Present every line in which the string "Princesse" appears.

━━ Data supplied

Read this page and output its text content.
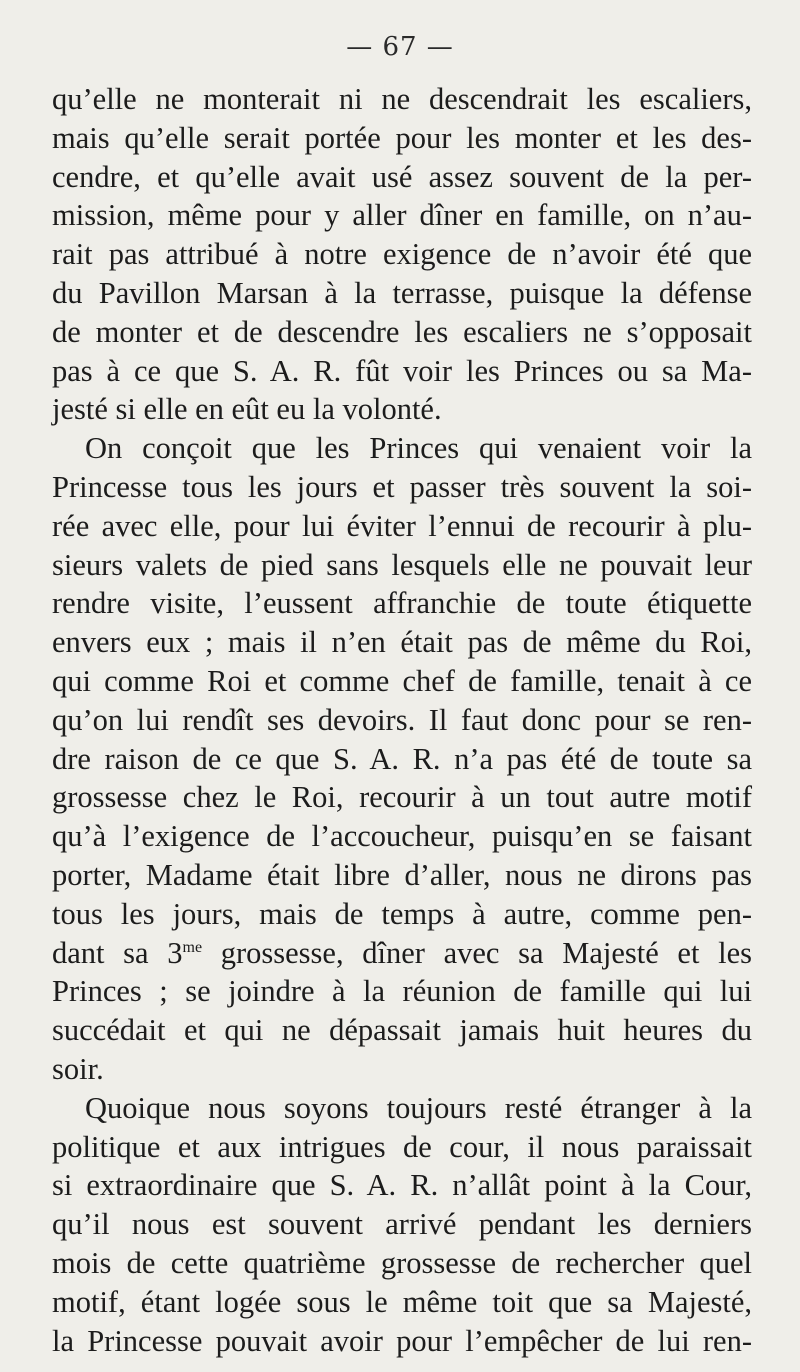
— 67 —
qu’elle ne monterait ni ne descendrait les escaliers,
mais qu’elle serait portée pour les monter et les des-
cendre, et qu’elle avait usé assez souvent de la per-
mission, même pour y aller dîner en famille, on n’au-
rait pas attribué à notre exigence de n’avoir été que
du Pavillon Marsan à la terrasse, puisque la défense
de monter et de descendre les escaliers ne s’opposait
pas à ce que S. A. R. fût voir les Princes ou sa Ma-
jesté si elle en eût eu la volonté.
On conçoit que les Princes qui venaient voir la
Princesse tous les jours et passer très souvent la soi-
rée avec elle, pour lui éviter l’ennui de recourir à plu-
sieurs valets de pied sans lesquels elle ne pouvait leur
rendre visite, l’eussent affranchie de toute étiquette
envers eux ; mais il n’en était pas de même du Roi,
qui comme Roi et comme chef de famille, tenait à ce
qu’on lui rendît ses devoirs. Il faut donc pour se ren-
dre raison de ce que S. A. R. n’a pas été de toute sa
grossesse chez le Roi, recourir à un tout autre motif
qu’à l’exigence de l’accoucheur, puisqu’en se faisant
porter, Madame était libre d’aller, nous ne dirons pas
tous les jours, mais de temps à autre, comme pen-
dant sa $3^{me}$ grossesse, dîner avec sa Majesté et les
Princes ; se joindre à la réunion de famille qui lui
succédait et qui ne dépassait jamais huit heures du
soir.
Quoique nous soyons toujours resté étranger à la
politique et aux intrigues de cour, il nous paraissait
si extraordinaire que S. A. R. n’allât point à la Cour,
qu’il nous est souvent arrivé pendant les derniers
mois de cette quatrième grossesse de rechercher quel
motif, étant logée sous le même toit que sa Majesté,
la Princesse pouvait avoir pour l’empêcher de lui ren-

━━━━

(The solution):
Princesse tous les jours et passer très souvent la soi-
la Princesse pouvait avoir pour l’empêcher de lui ren-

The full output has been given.